[Dataset rows]
╭──

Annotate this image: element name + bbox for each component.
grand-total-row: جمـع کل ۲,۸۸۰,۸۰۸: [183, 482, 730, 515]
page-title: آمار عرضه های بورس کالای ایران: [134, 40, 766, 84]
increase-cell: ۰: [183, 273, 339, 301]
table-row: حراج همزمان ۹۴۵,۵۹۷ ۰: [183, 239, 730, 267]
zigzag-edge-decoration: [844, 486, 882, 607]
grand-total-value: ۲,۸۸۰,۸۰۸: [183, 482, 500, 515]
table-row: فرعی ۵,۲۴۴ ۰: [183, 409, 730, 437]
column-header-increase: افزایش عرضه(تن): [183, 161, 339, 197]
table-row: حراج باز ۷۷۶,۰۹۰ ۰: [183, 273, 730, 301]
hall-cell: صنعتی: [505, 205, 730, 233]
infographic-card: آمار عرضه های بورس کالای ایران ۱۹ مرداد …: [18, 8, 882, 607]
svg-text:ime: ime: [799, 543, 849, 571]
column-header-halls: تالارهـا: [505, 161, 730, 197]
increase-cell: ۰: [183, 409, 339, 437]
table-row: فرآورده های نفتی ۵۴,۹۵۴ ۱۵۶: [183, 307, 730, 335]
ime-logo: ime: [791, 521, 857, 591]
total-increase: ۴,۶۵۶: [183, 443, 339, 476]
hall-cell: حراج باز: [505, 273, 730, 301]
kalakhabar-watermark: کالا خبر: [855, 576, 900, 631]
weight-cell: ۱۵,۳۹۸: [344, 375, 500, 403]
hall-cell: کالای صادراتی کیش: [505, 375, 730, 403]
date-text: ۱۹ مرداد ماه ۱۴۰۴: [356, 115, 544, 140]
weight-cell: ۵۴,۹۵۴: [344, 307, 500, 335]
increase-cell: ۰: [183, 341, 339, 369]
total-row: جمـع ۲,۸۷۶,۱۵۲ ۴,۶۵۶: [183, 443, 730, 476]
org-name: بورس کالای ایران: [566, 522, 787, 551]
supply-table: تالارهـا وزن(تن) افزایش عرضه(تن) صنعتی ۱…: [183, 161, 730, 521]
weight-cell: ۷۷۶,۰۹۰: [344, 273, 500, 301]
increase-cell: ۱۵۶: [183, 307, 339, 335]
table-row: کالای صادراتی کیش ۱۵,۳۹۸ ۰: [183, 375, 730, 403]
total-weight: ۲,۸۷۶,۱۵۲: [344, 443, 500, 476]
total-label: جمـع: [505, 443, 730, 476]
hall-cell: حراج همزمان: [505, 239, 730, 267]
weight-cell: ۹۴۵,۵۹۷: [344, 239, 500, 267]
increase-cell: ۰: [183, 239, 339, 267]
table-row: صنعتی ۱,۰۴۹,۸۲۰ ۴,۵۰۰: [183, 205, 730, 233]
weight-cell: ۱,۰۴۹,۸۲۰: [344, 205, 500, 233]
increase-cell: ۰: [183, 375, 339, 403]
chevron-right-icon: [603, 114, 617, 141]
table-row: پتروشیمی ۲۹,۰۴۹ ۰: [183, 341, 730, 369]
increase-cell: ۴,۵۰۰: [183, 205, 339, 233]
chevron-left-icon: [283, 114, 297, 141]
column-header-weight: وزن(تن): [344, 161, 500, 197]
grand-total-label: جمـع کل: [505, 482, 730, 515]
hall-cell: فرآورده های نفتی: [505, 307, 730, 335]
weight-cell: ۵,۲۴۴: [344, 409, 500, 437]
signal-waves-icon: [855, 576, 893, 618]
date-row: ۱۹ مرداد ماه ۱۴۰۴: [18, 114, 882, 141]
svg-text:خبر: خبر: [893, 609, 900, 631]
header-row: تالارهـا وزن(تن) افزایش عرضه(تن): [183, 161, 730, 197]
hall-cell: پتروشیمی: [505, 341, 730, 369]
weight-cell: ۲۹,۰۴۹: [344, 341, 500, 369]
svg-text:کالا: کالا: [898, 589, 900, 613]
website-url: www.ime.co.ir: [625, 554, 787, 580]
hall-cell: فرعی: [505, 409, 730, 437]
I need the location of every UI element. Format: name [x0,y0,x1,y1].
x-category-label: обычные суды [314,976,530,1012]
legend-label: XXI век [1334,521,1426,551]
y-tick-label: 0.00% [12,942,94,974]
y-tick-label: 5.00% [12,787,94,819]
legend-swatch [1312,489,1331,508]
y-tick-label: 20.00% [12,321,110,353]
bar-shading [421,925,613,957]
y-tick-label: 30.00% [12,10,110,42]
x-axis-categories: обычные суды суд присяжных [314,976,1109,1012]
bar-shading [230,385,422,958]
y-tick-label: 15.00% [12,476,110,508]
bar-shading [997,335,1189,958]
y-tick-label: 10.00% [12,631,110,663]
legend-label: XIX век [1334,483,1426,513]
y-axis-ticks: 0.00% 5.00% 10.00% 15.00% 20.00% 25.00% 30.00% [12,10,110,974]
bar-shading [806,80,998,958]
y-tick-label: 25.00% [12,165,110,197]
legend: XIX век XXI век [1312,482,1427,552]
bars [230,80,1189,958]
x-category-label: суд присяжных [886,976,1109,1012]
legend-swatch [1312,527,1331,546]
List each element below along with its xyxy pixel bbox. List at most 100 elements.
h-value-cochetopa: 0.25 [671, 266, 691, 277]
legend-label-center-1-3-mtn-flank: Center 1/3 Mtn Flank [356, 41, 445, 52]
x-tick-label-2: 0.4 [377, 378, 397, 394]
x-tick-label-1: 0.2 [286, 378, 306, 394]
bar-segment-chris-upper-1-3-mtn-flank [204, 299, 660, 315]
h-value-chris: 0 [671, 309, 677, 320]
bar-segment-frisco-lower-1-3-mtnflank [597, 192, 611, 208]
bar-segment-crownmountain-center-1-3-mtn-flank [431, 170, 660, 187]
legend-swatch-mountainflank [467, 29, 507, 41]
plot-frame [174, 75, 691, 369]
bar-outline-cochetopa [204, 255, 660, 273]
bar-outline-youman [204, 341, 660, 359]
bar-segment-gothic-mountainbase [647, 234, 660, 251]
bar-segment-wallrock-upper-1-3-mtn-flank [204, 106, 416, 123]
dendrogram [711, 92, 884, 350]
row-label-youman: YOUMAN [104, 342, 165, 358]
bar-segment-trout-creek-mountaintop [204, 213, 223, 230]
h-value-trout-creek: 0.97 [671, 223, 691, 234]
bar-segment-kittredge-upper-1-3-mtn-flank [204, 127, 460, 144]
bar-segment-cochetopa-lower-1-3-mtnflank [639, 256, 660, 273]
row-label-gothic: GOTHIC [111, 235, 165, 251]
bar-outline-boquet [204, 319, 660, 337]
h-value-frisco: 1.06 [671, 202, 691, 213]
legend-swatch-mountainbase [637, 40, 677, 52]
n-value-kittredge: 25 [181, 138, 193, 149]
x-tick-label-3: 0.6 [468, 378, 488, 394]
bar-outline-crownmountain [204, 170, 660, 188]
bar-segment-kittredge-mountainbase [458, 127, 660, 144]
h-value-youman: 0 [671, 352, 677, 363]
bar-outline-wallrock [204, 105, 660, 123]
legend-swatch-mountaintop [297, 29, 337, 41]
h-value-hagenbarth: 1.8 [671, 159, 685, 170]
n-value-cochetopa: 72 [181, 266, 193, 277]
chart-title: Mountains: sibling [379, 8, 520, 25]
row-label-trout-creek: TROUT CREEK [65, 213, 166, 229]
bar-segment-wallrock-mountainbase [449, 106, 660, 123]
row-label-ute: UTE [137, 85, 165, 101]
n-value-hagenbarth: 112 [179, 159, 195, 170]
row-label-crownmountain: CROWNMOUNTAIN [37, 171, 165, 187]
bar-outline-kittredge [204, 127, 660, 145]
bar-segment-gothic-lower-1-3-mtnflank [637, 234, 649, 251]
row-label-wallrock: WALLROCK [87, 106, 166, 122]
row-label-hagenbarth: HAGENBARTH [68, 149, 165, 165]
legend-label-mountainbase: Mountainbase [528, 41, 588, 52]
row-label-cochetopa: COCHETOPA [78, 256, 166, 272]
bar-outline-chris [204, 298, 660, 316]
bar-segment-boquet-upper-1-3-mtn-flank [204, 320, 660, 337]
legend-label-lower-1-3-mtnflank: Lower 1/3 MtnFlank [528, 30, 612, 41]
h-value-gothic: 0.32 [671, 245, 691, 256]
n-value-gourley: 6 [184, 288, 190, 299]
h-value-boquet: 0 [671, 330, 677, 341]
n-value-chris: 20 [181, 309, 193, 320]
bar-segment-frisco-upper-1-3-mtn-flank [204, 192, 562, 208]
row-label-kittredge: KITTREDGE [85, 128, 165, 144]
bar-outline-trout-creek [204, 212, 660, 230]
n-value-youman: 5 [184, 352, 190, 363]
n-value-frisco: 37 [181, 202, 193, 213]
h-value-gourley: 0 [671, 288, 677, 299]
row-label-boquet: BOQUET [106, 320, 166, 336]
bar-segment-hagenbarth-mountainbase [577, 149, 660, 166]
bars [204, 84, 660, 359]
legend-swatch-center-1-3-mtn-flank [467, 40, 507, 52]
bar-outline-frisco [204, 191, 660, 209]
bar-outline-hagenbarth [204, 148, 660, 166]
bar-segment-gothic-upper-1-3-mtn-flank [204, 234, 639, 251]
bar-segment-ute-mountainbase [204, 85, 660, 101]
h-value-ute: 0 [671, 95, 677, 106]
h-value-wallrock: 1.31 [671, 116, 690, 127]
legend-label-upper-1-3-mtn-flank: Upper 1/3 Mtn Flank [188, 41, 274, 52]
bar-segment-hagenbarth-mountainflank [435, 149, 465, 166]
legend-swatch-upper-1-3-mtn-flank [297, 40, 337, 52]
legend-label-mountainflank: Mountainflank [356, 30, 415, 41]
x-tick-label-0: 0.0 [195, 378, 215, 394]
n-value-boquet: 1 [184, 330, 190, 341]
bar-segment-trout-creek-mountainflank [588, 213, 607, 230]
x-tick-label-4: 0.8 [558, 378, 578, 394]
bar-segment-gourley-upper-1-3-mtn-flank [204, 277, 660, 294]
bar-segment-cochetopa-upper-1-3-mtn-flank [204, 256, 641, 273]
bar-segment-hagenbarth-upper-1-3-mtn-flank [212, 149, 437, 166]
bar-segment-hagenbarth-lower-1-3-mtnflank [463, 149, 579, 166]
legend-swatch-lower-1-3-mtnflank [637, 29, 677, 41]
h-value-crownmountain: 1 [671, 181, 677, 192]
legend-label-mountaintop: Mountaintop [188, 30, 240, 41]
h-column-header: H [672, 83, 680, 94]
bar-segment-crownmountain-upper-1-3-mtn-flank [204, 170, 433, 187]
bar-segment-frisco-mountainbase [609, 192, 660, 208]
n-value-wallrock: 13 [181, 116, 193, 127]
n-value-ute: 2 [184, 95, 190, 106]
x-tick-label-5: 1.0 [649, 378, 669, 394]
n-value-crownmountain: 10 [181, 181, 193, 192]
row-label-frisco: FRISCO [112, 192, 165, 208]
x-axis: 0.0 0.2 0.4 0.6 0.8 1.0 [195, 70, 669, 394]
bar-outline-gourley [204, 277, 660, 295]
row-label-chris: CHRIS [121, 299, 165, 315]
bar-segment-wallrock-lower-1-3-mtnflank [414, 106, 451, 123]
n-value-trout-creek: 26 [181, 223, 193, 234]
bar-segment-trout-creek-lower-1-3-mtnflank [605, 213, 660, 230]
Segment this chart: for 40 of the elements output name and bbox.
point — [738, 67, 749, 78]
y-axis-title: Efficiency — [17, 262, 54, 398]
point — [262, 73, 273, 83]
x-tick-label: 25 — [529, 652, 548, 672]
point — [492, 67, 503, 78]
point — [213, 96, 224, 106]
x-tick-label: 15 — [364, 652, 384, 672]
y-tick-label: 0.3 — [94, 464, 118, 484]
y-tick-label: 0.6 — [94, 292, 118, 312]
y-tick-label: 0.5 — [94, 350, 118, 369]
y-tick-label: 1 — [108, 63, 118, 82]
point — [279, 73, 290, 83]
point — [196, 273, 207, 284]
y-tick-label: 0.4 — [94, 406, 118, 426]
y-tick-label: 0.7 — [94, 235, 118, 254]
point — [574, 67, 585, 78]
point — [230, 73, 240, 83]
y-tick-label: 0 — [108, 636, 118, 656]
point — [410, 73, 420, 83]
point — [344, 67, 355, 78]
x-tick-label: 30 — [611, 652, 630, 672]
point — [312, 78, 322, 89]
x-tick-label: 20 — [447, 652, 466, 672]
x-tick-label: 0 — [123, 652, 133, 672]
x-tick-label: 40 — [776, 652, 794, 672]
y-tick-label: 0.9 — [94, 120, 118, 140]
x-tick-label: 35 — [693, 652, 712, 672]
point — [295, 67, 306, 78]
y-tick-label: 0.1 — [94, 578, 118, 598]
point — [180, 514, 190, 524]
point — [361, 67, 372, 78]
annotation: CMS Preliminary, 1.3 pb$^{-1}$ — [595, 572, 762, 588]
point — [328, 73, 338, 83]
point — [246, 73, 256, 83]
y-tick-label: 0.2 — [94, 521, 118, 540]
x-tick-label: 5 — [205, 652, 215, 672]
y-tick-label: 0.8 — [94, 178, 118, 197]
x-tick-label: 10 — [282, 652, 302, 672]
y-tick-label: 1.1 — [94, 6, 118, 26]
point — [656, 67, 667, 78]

╰──

◆ **Stated problem**
Rewrite the items from the first line through the line with "hall-cell: صنعتی: [505, 205, 730, 233]", both included, changing every "table-row" to "data-row" and leaving all else as it stands.

◆ **Result for this exercise**
Annotate this image: element name + bbox for each component.
grand-total-row: جمـع کل ۲,۸۸۰,۸۰۸: [183, 482, 730, 515]
page-title: آمار عرضه های بورس کالای ایران: [134, 40, 766, 84]
increase-cell: ۰: [183, 273, 339, 301]
data-row: حراج همزمان ۹۴۵,۵۹۷ ۰: [183, 239, 730, 267]
zigzag-edge-decoration: [844, 486, 882, 607]
grand-total-value: ۲,۸۸۰,۸۰۸: [183, 482, 500, 515]
data-row: فرعی ۵,۲۴۴ ۰: [183, 409, 730, 437]
column-header-increase: افزایش عرضه(تن): [183, 161, 339, 197]
data-row: حراج باز ۷۷۶,۰۹۰ ۰: [183, 273, 730, 301]
hall-cell: صنعتی: [505, 205, 730, 233]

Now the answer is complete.